Task directions:
Locate and copy all lines bearing the word "JSON".

######

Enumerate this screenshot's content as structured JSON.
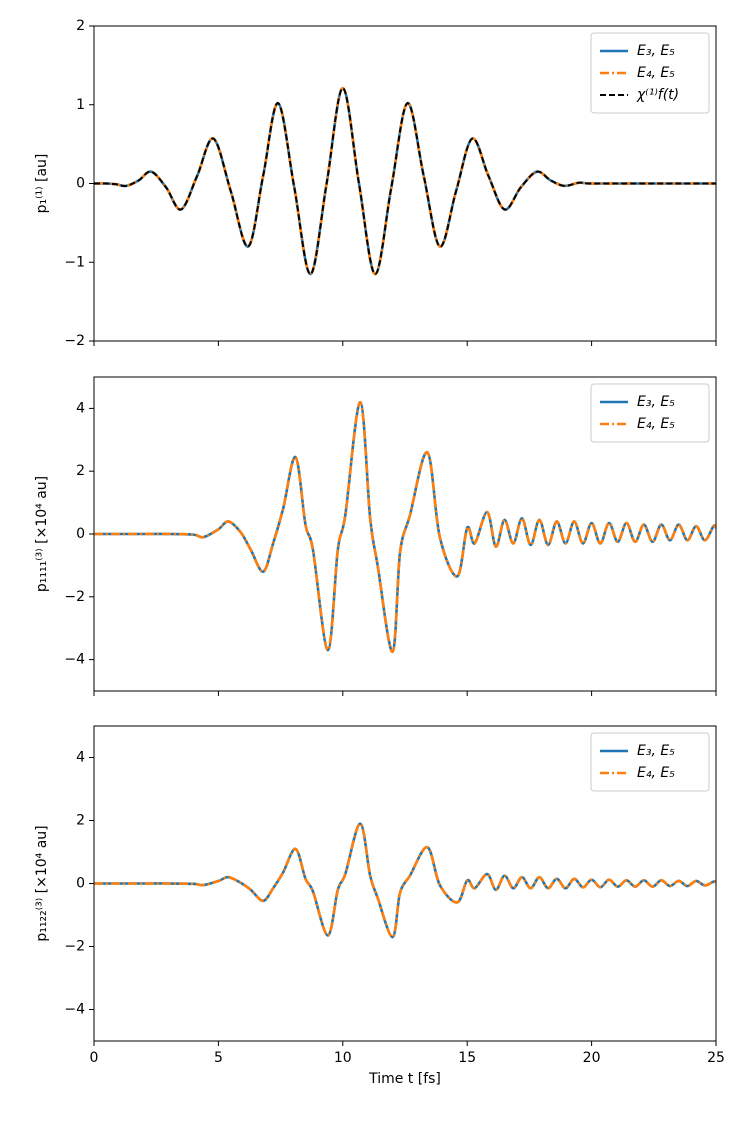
{
  "chart_data": [
    {
      "type": "line",
      "ylabel": "p₁⁽¹⁾ [au]",
      "legend": "upper right",
      "xlim": [
        0,
        25
      ],
      "ylim": [
        -2,
        2
      ],
      "yticks": [
        {
          "value": -2,
          "label": "−2"
        },
        {
          "value": -1,
          "label": "−1"
        },
        0,
        1,
        2
      ],
      "x": [
        0,
        0.5,
        0.9,
        1.3,
        1.8,
        2.3,
        2.9,
        3.5,
        4.15,
        4.8,
        5.5,
        6.2,
        6.8,
        7.4,
        8.05,
        8.7,
        9.35,
        10.0,
        10.65,
        11.3,
        11.95,
        12.6,
        13.25,
        13.9,
        14.55,
        15.2,
        15.85,
        16.5,
        17.15,
        17.8,
        18.35,
        18.9,
        19.5,
        20,
        22,
        25
      ],
      "series": [
        {
          "name": "E₃, E₅",
          "color": "#1f77b4",
          "linestyle": "solid",
          "values": [
            0,
            0,
            -0.01,
            -0.03,
            0.04,
            0.15,
            -0.05,
            -0.33,
            0.1,
            0.57,
            -0.1,
            -0.8,
            0.1,
            1.02,
            -0.05,
            -1.15,
            0,
            1.21,
            0,
            -1.15,
            -0.05,
            1.02,
            0.1,
            -0.8,
            -0.1,
            0.57,
            0.1,
            -0.33,
            -0.05,
            0.15,
            0.04,
            -0.03,
            0.01,
            0,
            0,
            0
          ]
        },
        {
          "name": "E₄, E₅",
          "color": "#ff7f0e",
          "linestyle": "dashdot",
          "values": [
            0,
            0,
            -0.01,
            -0.03,
            0.04,
            0.15,
            -0.05,
            -0.33,
            0.1,
            0.57,
            -0.1,
            -0.8,
            0.1,
            1.02,
            -0.05,
            -1.15,
            0,
            1.21,
            0,
            -1.15,
            -0.05,
            1.02,
            0.1,
            -0.8,
            -0.1,
            0.57,
            0.1,
            -0.33,
            -0.05,
            0.15,
            0.04,
            -0.03,
            0.01,
            0,
            0,
            0
          ]
        },
        {
          "name": "χ⁽¹⁾f(t)",
          "color": "#000000",
          "linestyle": "dashed",
          "values": [
            0,
            0,
            -0.01,
            -0.03,
            0.04,
            0.15,
            -0.05,
            -0.33,
            0.1,
            0.57,
            -0.1,
            -0.8,
            0.1,
            1.02,
            -0.05,
            -1.15,
            0,
            1.21,
            0,
            -1.15,
            -0.05,
            1.02,
            0.1,
            -0.8,
            -0.1,
            0.57,
            0.1,
            -0.33,
            -0.05,
            0.15,
            0.04,
            -0.03,
            0.01,
            0,
            0,
            0
          ]
        }
      ]
    },
    {
      "type": "line",
      "ylabel": "p₁₁₁₁⁽³⁾ [×10⁴ au]",
      "legend": "upper right",
      "xlim": [
        0,
        25
      ],
      "ylim": [
        -5,
        5
      ],
      "yticks": [
        {
          "value": -4,
          "label": "−4"
        },
        {
          "value": -2,
          "label": "−2"
        },
        0,
        2,
        4
      ],
      "x": [
        0,
        1,
        2,
        3,
        4,
        4.4,
        5.0,
        5.4,
        5.9,
        6.3,
        6.8,
        7.2,
        7.6,
        8.1,
        8.5,
        8.8,
        9.4,
        9.8,
        10.1,
        10.7,
        11.1,
        11.4,
        12.0,
        12.3,
        12.7,
        13.4,
        13.9,
        14.6,
        15.0,
        15.3,
        15.8,
        16.15,
        16.5,
        16.85,
        17.2,
        17.55,
        17.9,
        18.25,
        18.6,
        18.95,
        19.3,
        19.65,
        20.0,
        20.35,
        20.7,
        21.05,
        21.4,
        21.75,
        22.1,
        22.45,
        22.8,
        23.15,
        23.5,
        23.85,
        24.2,
        24.55,
        24.9,
        25
      ],
      "series": [
        {
          "name": "E₃, E₅",
          "color": "#1f77b4",
          "linestyle": "solid",
          "values": [
            0,
            0,
            0,
            0,
            -0.02,
            -0.1,
            0.15,
            0.4,
            0.05,
            -0.5,
            -1.2,
            -0.3,
            0.8,
            2.45,
            0.3,
            -0.5,
            -3.7,
            -0.5,
            0.6,
            4.2,
            0.5,
            -1.0,
            -3.75,
            -0.6,
            0.6,
            2.6,
            -0.1,
            -1.35,
            0.2,
            -0.3,
            0.7,
            -0.4,
            0.45,
            -0.3,
            0.5,
            -0.35,
            0.45,
            -0.35,
            0.4,
            -0.3,
            0.4,
            -0.3,
            0.35,
            -0.3,
            0.35,
            -0.25,
            0.35,
            -0.25,
            0.3,
            -0.25,
            0.3,
            -0.2,
            0.3,
            -0.2,
            0.25,
            -0.2,
            0.25,
            0.2
          ]
        },
        {
          "name": "E₄, E₅",
          "color": "#ff7f0e",
          "linestyle": "dashdot",
          "values": [
            0,
            0,
            0,
            0,
            -0.02,
            -0.1,
            0.15,
            0.4,
            0.05,
            -0.5,
            -1.2,
            -0.3,
            0.8,
            2.45,
            0.3,
            -0.5,
            -3.7,
            -0.5,
            0.6,
            4.2,
            0.5,
            -1.0,
            -3.75,
            -0.6,
            0.6,
            2.6,
            -0.1,
            -1.35,
            0.2,
            -0.3,
            0.7,
            -0.4,
            0.45,
            -0.3,
            0.5,
            -0.35,
            0.45,
            -0.35,
            0.4,
            -0.3,
            0.4,
            -0.3,
            0.35,
            -0.3,
            0.35,
            -0.25,
            0.35,
            -0.25,
            0.3,
            -0.25,
            0.3,
            -0.2,
            0.3,
            -0.2,
            0.25,
            -0.2,
            0.25,
            0.2
          ]
        }
      ]
    },
    {
      "type": "line",
      "ylabel": "p₁₁₂₂⁽³⁾ [×10⁴ au]",
      "xlabel": "Time t [fs]",
      "legend": "upper right",
      "xlim": [
        0,
        25
      ],
      "ylim": [
        -5,
        5
      ],
      "xticks": [
        0,
        5,
        10,
        15,
        20,
        25
      ],
      "yticks": [
        {
          "value": -4,
          "label": "−4"
        },
        {
          "value": -2,
          "label": "−2"
        },
        0,
        2,
        4
      ],
      "x": [
        0,
        1,
        2,
        3,
        4,
        4.4,
        5.0,
        5.4,
        5.9,
        6.3,
        6.8,
        7.2,
        7.6,
        8.1,
        8.5,
        8.8,
        9.4,
        9.8,
        10.1,
        10.7,
        11.1,
        11.4,
        12.0,
        12.3,
        12.7,
        13.4,
        13.9,
        14.6,
        15.0,
        15.3,
        15.8,
        16.15,
        16.5,
        16.85,
        17.2,
        17.55,
        17.9,
        18.25,
        18.6,
        18.95,
        19.3,
        19.65,
        20.0,
        20.35,
        20.7,
        21.05,
        21.4,
        21.75,
        22.1,
        22.45,
        22.8,
        23.15,
        23.5,
        23.85,
        24.2,
        24.55,
        24.9,
        25
      ],
      "series": [
        {
          "name": "E₃, E₅",
          "color": "#1f77b4",
          "linestyle": "solid",
          "values": [
            0,
            0,
            0,
            0,
            -0.01,
            -0.05,
            0.08,
            0.2,
            0.02,
            -0.2,
            -0.55,
            -0.15,
            0.35,
            1.1,
            0.15,
            -0.25,
            -1.65,
            -0.2,
            0.3,
            1.9,
            0.25,
            -0.45,
            -1.7,
            -0.3,
            0.25,
            1.15,
            -0.05,
            -0.6,
            0.1,
            -0.15,
            0.3,
            -0.2,
            0.25,
            -0.15,
            0.2,
            -0.15,
            0.2,
            -0.15,
            0.15,
            -0.15,
            0.15,
            -0.12,
            0.12,
            -0.12,
            0.12,
            -0.1,
            0.1,
            -0.1,
            0.1,
            -0.1,
            0.1,
            -0.08,
            0.08,
            -0.08,
            0.08,
            -0.06,
            0.06,
            0.04
          ]
        },
        {
          "name": "E₄, E₅",
          "color": "#ff7f0e",
          "linestyle": "dashdot",
          "values": [
            0,
            0,
            0,
            0,
            -0.01,
            -0.05,
            0.08,
            0.2,
            0.02,
            -0.2,
            -0.55,
            -0.15,
            0.35,
            1.1,
            0.15,
            -0.25,
            -1.65,
            -0.2,
            0.3,
            1.9,
            0.25,
            -0.45,
            -1.7,
            -0.3,
            0.25,
            1.15,
            -0.05,
            -0.6,
            0.1,
            -0.15,
            0.3,
            -0.2,
            0.25,
            -0.15,
            0.2,
            -0.15,
            0.2,
            -0.15,
            0.15,
            -0.15,
            0.15,
            -0.12,
            0.12,
            -0.12,
            0.12,
            -0.1,
            0.1,
            -0.1,
            0.1,
            -0.1,
            0.1,
            -0.08,
            0.08,
            -0.08,
            0.08,
            -0.06,
            0.06,
            0.04
          ]
        }
      ]
    }
  ]
}
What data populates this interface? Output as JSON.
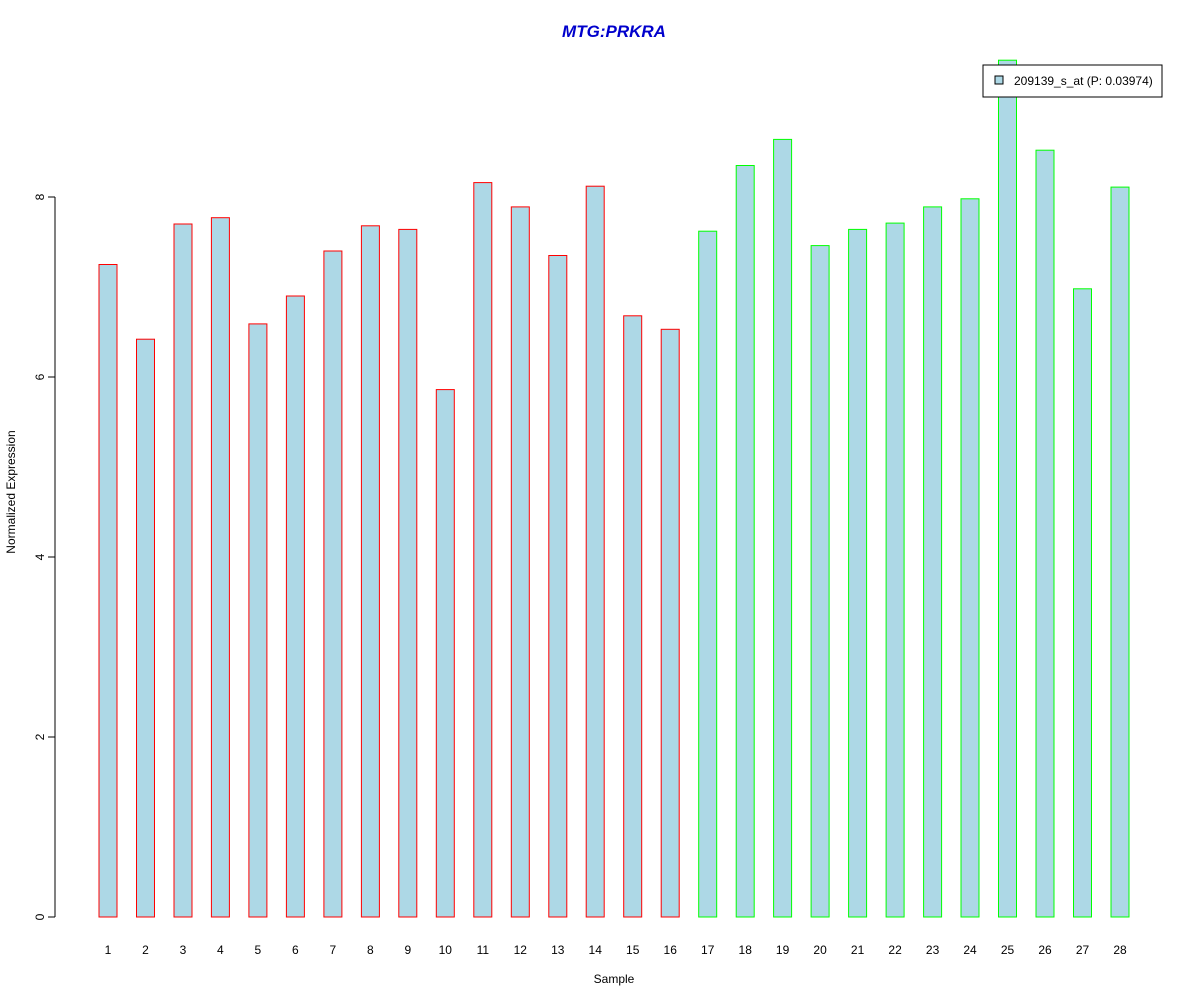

######

Reply:
Enumerate this screenshot's content as structured JSON.
What data populates this interface? Output as JSON.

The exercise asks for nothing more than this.